* [What is asked]:
Reproduce the entries in full, with no changes.

□ □ □ □ □

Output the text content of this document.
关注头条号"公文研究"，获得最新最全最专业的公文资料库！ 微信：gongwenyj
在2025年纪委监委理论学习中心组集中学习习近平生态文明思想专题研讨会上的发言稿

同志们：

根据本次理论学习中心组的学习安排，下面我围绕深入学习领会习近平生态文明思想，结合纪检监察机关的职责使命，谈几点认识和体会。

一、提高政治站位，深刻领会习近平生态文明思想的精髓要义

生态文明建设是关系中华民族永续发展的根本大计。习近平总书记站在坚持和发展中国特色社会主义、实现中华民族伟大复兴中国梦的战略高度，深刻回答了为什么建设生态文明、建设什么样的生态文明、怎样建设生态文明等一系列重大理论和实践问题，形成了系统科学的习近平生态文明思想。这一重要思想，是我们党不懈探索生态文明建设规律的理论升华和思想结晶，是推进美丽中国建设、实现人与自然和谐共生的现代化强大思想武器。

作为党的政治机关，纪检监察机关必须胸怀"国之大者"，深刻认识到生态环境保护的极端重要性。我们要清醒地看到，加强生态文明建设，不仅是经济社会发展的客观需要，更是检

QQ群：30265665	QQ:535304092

□ □ □ □ □

* [Exercise result]:
Output the text content of this document.
关注头条号"公文研究"，获得最新最全最专业的公文资料库！ 微信：gongwenyj
在2025年纪委监委理论学习中心组集中学习习近平生态文明思想专题研讨会上的发言稿

同志们：

根据本次理论学习中心组的学习安排，下面我围绕深入学习领会习近平生态文明思想，结合纪检监察机关的职责使命，谈几点认识和体会。

一、提高政治站位，深刻领会习近平生态文明思想的精髓要义

生态文明建设是关系中华民族永续发展的根本大计。习近平总书记站在坚持和发展中国特色社会主义、实现中华民族伟大复兴中国梦的战略高度，深刻回答了为什么建设生态文明、建设什么样的生态文明、怎样建设生态文明等一系列重大理论和实践问题，形成了系统科学的习近平生态文明思想。这一重要思想，是我们党不懈探索生态文明建设规律的理论升华和思想结晶，是推进美丽中国建设、实现人与自然和谐共生的现代化强大思想武器。

作为党的政治机关，纪检监察机关必须胸怀"国之大者"，深刻认识到生态环境保护的极端重要性。我们要清醒地看到，加强生态文明建设，不仅是经济社会发展的客观需要，更是检

QQ群：30265665	QQ:535304092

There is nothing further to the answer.